═══ Data rows

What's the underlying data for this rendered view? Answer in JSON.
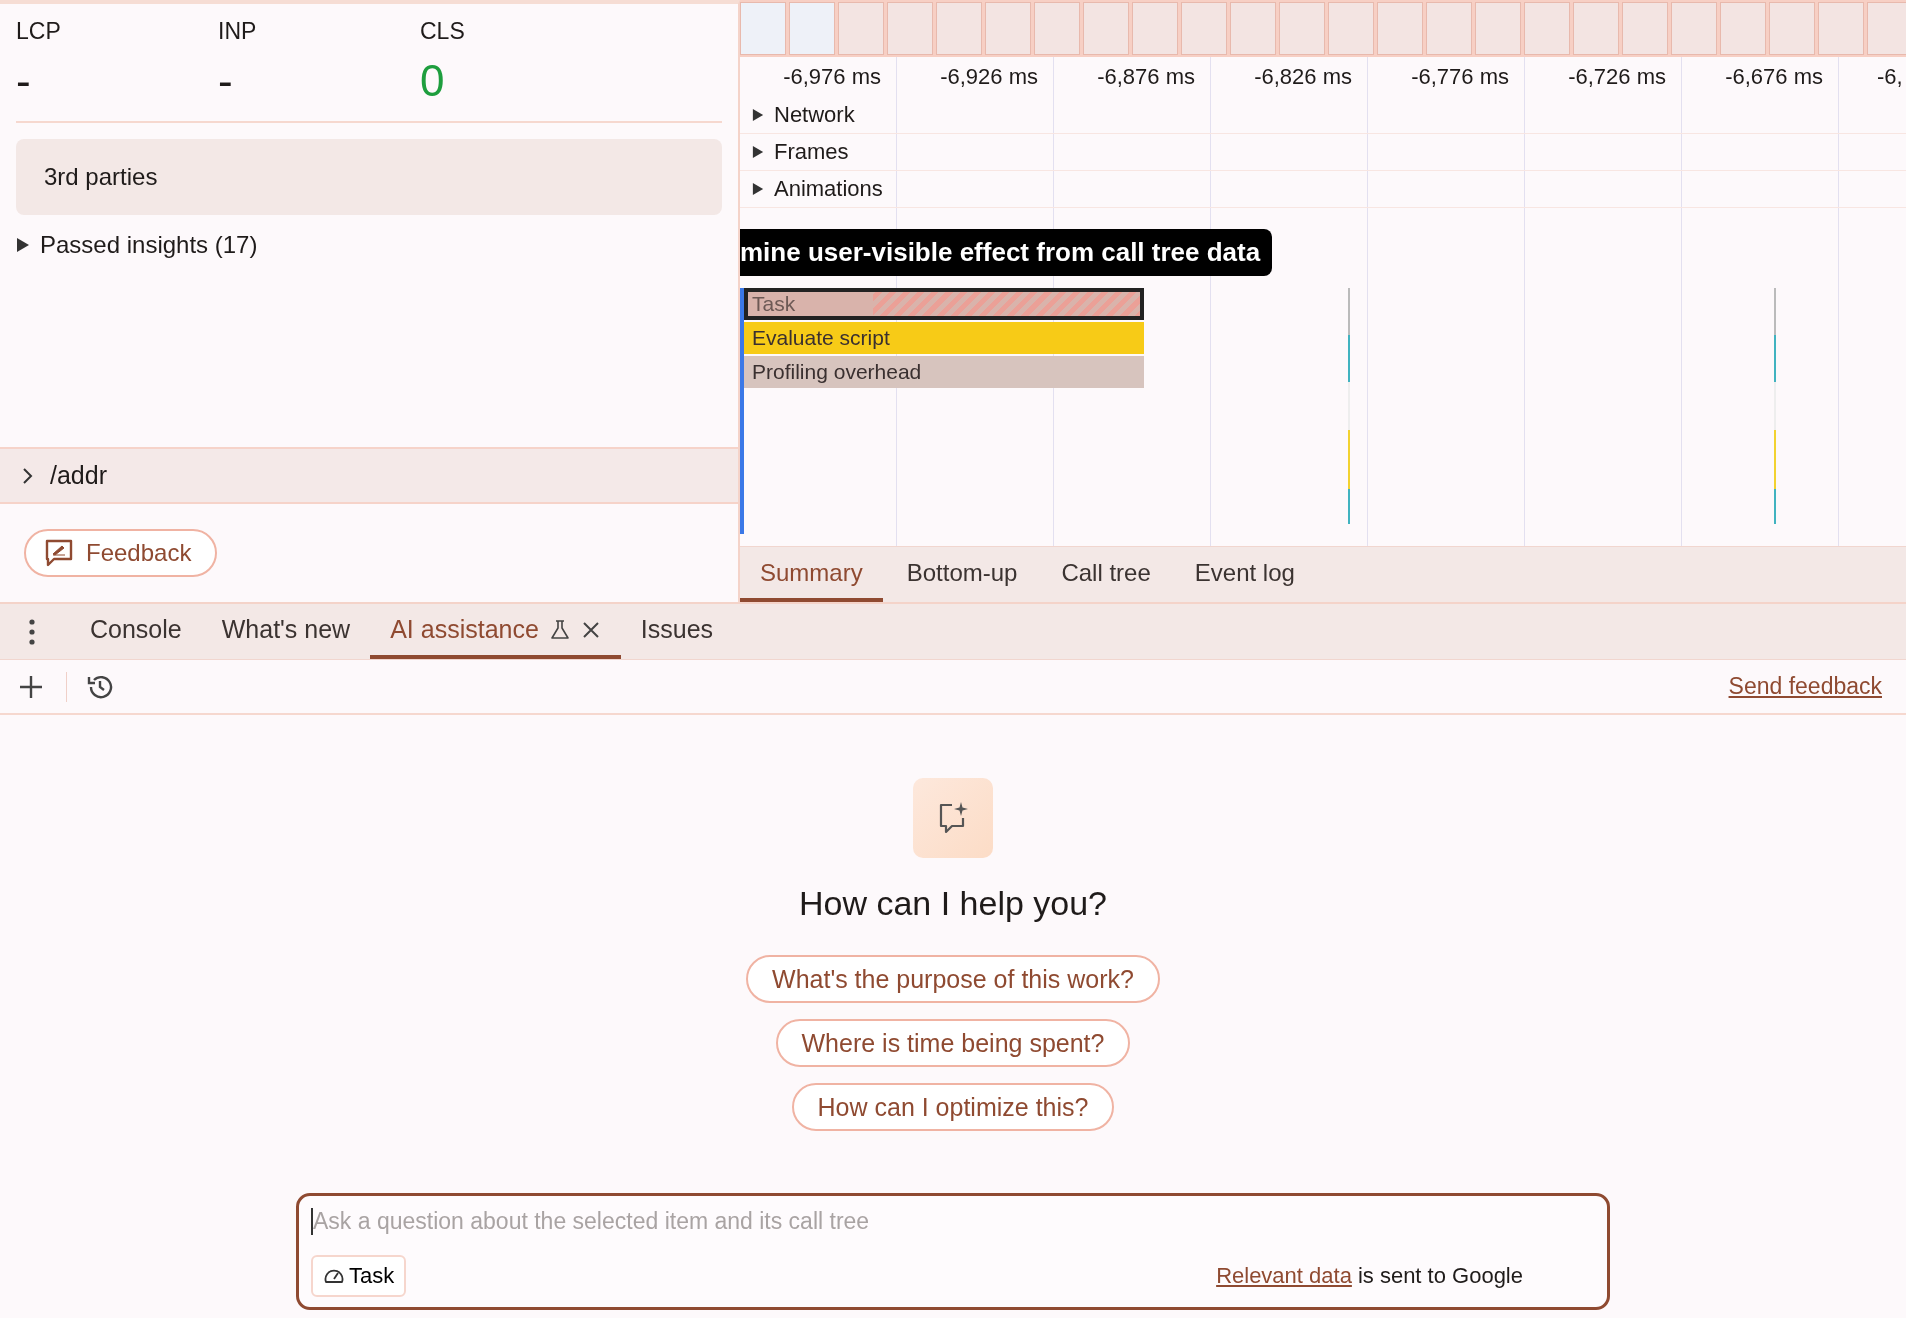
{
  "metrics": [
    {
      "label": "LCP",
      "value": "-",
      "color": "#1f1b1a"
    },
    {
      "label": "INP",
      "value": "-",
      "color": "#1f1b1a"
    },
    {
      "label": "CLS",
      "value": "0",
      "color": "#1e9e3e"
    }
  ],
  "insights": {
    "card": "3rd parties",
    "passed": {
      "label": "Passed insights (17)",
      "expanded": false
    }
  },
  "route": {
    "label": "/addr",
    "expanded": false
  },
  "feedback_button": "Feedback",
  "timeline": {
    "ticks": [
      "-6,976 ms",
      "-6,926 ms",
      "-6,876 ms",
      "-6,826 ms",
      "-6,776 ms",
      "-6,726 ms",
      "-6,676 ms",
      "-6,"
    ],
    "tracks": [
      {
        "label": "Network",
        "expanded": false
      },
      {
        "label": "Frames",
        "expanded": false
      },
      {
        "label": "Animations",
        "expanded": false
      }
    ],
    "tooltip": "mine user-visible effect from call tree data",
    "flame": [
      {
        "label": "Task",
        "kind": "task",
        "selected": true
      },
      {
        "label": "Evaluate script",
        "kind": "script",
        "selected": false
      },
      {
        "label": "Profiling overhead",
        "kind": "overhead",
        "selected": false
      }
    ]
  },
  "details_tabs": [
    {
      "label": "Summary",
      "selected": true
    },
    {
      "label": "Bottom-up",
      "selected": false
    },
    {
      "label": "Call tree",
      "selected": false
    },
    {
      "label": "Event log",
      "selected": false
    }
  ],
  "drawer": {
    "tabs": [
      {
        "label": "Console",
        "selected": false,
        "experimental": false,
        "closable": false
      },
      {
        "label": "What's new",
        "selected": false,
        "experimental": false,
        "closable": false
      },
      {
        "label": "AI assistance",
        "selected": true,
        "experimental": true,
        "closable": true
      },
      {
        "label": "Issues",
        "selected": false,
        "experimental": false,
        "closable": false
      }
    ],
    "send_feedback": "Send feedback"
  },
  "assistant": {
    "heading": "How can I help you?",
    "suggestions": [
      "What's the purpose of this work?",
      "Where is time being spent?",
      "How can I optimize this?"
    ],
    "input": {
      "placeholder": "Ask a question about the selected item and its call tree",
      "context_chip": "Task",
      "notice_link": "Relevant data",
      "notice_text": "is sent to Google"
    }
  }
}
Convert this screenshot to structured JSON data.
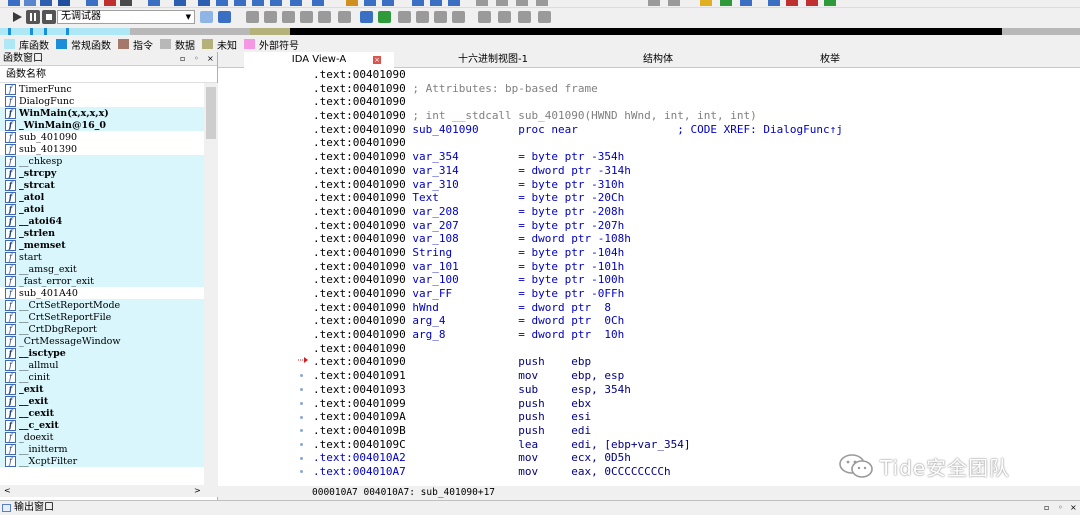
{
  "toolbar": {
    "debugger_select": "无调试器"
  },
  "nav_legend": [
    {
      "label": "库函数",
      "color": "#aee7f5"
    },
    {
      "label": "常规函数",
      "color": "#1a8ed8"
    },
    {
      "label": "指令",
      "color": "#a5786a"
    },
    {
      "label": "数据",
      "color": "#b8b8b8"
    },
    {
      "label": "未知",
      "color": "#b5b17a"
    },
    {
      "label": "外部符号",
      "color": "#f598e3"
    }
  ],
  "functions_window": {
    "title": "函数窗口",
    "column_header": "函数名称",
    "items": [
      {
        "name": "TimerFunc",
        "lib": false,
        "bold": false
      },
      {
        "name": "DialogFunc",
        "lib": false,
        "bold": false
      },
      {
        "name": "WinMain(x,x,x,x)",
        "lib": true,
        "bold": true
      },
      {
        "name": "_WinMain@16_0",
        "lib": true,
        "bold": true
      },
      {
        "name": "sub_401090",
        "lib": false,
        "bold": false
      },
      {
        "name": "sub_401390",
        "lib": false,
        "bold": false
      },
      {
        "name": "__chkesp",
        "lib": true,
        "bold": false
      },
      {
        "name": "_strcpy",
        "lib": true,
        "bold": true
      },
      {
        "name": "_strcat",
        "lib": true,
        "bold": true
      },
      {
        "name": "_atol",
        "lib": true,
        "bold": true
      },
      {
        "name": "_atoi",
        "lib": true,
        "bold": true
      },
      {
        "name": "__atoi64",
        "lib": true,
        "bold": true
      },
      {
        "name": "_strlen",
        "lib": true,
        "bold": true
      },
      {
        "name": "_memset",
        "lib": true,
        "bold": true
      },
      {
        "name": "start",
        "lib": true,
        "bold": false
      },
      {
        "name": "__amsg_exit",
        "lib": true,
        "bold": false
      },
      {
        "name": "_fast_error_exit",
        "lib": true,
        "bold": false
      },
      {
        "name": "sub_401A40",
        "lib": false,
        "bold": false
      },
      {
        "name": "__CrtSetReportMode",
        "lib": true,
        "bold": false
      },
      {
        "name": "__CrtSetReportFile",
        "lib": true,
        "bold": false
      },
      {
        "name": "__CrtDbgReport",
        "lib": true,
        "bold": false
      },
      {
        "name": "_CrtMessageWindow",
        "lib": true,
        "bold": false
      },
      {
        "name": "__isctype",
        "lib": true,
        "bold": true
      },
      {
        "name": "__allmul",
        "lib": true,
        "bold": false
      },
      {
        "name": "__cinit",
        "lib": true,
        "bold": false
      },
      {
        "name": "_exit",
        "lib": true,
        "bold": true
      },
      {
        "name": "__exit",
        "lib": true,
        "bold": true
      },
      {
        "name": "__cexit",
        "lib": true,
        "bold": true
      },
      {
        "name": "__c_exit",
        "lib": true,
        "bold": true
      },
      {
        "name": "_doexit",
        "lib": true,
        "bold": false
      },
      {
        "name": "__initterm",
        "lib": true,
        "bold": false
      },
      {
        "name": "__XcptFilter",
        "lib": true,
        "bold": false
      }
    ]
  },
  "tabs": [
    {
      "label": "IDA View-A"
    },
    {
      "label": "十六进制视图-1"
    },
    {
      "label": "结构体"
    },
    {
      "label": "枚举"
    }
  ],
  "code_lines": [
    {
      "addr": ".text:00401090",
      "body": ""
    },
    {
      "addr": ".text:00401090",
      "body": "; Attributes: bp-based frame"
    },
    {
      "addr": ".text:00401090",
      "body": ""
    },
    {
      "addr": ".text:00401090",
      "body": "; int __stdcall sub_401090(HWND hWnd, int, int, int)"
    },
    {
      "addr": ".text:00401090",
      "body": "sub_401090      proc near               ; CODE XREF: DialogFunc↑j"
    },
    {
      "addr": ".text:00401090",
      "body": ""
    },
    {
      "addr": ".text:00401090",
      "body": "var_354         = byte ptr -354h"
    },
    {
      "addr": ".text:00401090",
      "body": "var_314         = dword ptr -314h"
    },
    {
      "addr": ".text:00401090",
      "body": "var_310         = byte ptr -310h"
    },
    {
      "addr": ".text:00401090",
      "body": "Text            = byte ptr -20Ch"
    },
    {
      "addr": ".text:00401090",
      "body": "var_208         = byte ptr -208h"
    },
    {
      "addr": ".text:00401090",
      "body": "var_207         = byte ptr -207h"
    },
    {
      "addr": ".text:00401090",
      "body": "var_108         = dword ptr -108h"
    },
    {
      "addr": ".text:00401090",
      "body": "String          = byte ptr -104h"
    },
    {
      "addr": ".text:00401090",
      "body": "var_101         = byte ptr -101h"
    },
    {
      "addr": ".text:00401090",
      "body": "var_100         = byte ptr -100h"
    },
    {
      "addr": ".text:00401090",
      "body": "var_FF          = byte ptr -0FFh"
    },
    {
      "addr": ".text:00401090",
      "body": "hWnd            = dword ptr  8"
    },
    {
      "addr": ".text:00401090",
      "body": "arg_4           = dword ptr  0Ch"
    },
    {
      "addr": ".text:00401090",
      "body": "arg_8           = dword ptr  10h"
    },
    {
      "addr": ".text:00401090",
      "body": ""
    },
    {
      "addr": ".text:00401090",
      "body": "                push    ebp"
    },
    {
      "addr": ".text:00401091",
      "body": "                mov     ebp, esp"
    },
    {
      "addr": ".text:00401093",
      "body": "                sub     esp, 354h"
    },
    {
      "addr": ".text:00401099",
      "body": "                push    ebx"
    },
    {
      "addr": ".text:0040109A",
      "body": "                push    esi"
    },
    {
      "addr": ".text:0040109B",
      "body": "                push    edi"
    },
    {
      "addr": ".text:0040109C",
      "body": "                lea     edi, [ebp+var_354]"
    },
    {
      "addr": ".text:004010A2",
      "body": "                mov     ecx, 0D5h"
    },
    {
      "addr": ".text:004010A7",
      "body": "                mov     eax, 0CCCCCCCCh"
    }
  ],
  "status_bar": "000010A7 004010A7: sub_401090+17",
  "output_window": {
    "title": "输出窗口"
  },
  "watermark": "Tide安全团队"
}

══════

**Aim of the task:** Pull out all lines containing the word "tree" from the entries above.

**Output for this task:**
    "tooltip": "mine user-visible effect from call tree data",
      "label": "Call tree",
      "placeholder": "Ask a question about the selected item and its call tree",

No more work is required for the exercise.